## Exercise prompt
Copy all lines holding the word "Revenues" from the entries.

## Dataset entries

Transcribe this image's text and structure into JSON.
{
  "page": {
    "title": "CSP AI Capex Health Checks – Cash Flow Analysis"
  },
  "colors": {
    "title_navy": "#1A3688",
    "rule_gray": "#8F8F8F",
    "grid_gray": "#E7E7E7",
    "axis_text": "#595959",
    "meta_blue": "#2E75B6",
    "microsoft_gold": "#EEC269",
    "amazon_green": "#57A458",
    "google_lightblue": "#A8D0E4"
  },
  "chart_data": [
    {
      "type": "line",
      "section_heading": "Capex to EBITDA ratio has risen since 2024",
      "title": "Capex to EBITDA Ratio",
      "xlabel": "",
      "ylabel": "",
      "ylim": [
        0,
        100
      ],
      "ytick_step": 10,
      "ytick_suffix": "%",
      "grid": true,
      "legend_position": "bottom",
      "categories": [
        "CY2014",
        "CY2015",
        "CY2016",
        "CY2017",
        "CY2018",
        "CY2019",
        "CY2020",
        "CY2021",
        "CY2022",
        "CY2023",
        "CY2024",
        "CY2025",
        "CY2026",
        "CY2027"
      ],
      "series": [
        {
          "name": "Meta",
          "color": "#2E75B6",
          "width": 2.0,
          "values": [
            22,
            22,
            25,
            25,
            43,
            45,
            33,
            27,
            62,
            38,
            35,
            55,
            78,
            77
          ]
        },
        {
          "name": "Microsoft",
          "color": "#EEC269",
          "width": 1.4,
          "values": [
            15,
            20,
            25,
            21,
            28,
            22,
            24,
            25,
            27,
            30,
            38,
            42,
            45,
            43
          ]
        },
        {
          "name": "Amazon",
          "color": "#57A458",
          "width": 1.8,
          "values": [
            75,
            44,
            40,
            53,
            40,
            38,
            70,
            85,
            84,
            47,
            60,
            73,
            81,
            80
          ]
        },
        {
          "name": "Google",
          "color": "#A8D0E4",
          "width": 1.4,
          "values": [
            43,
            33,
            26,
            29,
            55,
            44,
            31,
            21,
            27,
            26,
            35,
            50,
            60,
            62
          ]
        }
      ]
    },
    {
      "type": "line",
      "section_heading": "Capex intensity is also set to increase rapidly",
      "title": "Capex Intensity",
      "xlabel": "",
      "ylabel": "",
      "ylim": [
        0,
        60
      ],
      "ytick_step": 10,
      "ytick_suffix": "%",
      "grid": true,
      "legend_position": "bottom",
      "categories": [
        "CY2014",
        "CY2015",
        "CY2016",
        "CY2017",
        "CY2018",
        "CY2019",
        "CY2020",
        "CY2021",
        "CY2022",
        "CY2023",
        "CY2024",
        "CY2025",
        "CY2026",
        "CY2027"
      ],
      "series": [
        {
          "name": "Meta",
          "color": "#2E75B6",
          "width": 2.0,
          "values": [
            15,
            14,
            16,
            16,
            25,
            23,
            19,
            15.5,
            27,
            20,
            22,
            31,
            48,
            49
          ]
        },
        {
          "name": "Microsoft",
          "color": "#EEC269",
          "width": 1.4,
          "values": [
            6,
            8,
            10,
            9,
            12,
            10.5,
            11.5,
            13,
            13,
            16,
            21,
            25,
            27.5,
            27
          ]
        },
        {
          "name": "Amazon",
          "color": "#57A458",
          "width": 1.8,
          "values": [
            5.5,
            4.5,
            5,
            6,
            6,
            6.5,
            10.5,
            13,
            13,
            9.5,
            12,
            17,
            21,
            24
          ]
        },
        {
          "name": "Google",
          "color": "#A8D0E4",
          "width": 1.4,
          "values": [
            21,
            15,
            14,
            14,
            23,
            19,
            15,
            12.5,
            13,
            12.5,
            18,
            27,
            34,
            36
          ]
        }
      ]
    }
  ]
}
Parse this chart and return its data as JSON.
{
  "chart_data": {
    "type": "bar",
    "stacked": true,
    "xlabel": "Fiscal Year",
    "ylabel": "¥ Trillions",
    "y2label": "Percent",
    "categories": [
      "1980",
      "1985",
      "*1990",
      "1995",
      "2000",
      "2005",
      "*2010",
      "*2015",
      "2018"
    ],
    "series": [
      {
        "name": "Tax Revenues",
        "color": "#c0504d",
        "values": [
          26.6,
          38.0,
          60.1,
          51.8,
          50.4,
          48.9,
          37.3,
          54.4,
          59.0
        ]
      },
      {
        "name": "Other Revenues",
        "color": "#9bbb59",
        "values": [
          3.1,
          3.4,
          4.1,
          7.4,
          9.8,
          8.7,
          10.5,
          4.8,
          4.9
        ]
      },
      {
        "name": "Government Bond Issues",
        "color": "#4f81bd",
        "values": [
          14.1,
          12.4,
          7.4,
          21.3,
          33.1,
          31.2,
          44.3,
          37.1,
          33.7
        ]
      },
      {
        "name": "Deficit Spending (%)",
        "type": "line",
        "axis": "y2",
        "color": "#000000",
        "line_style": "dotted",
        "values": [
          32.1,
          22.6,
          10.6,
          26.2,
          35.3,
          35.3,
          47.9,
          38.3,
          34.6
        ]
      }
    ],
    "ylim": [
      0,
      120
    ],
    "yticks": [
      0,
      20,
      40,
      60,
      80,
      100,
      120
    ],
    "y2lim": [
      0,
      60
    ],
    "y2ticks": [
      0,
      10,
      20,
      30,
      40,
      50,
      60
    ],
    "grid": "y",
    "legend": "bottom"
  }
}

## Complete response
        "name": "Tax Revenues",
        "name": "Other Revenues",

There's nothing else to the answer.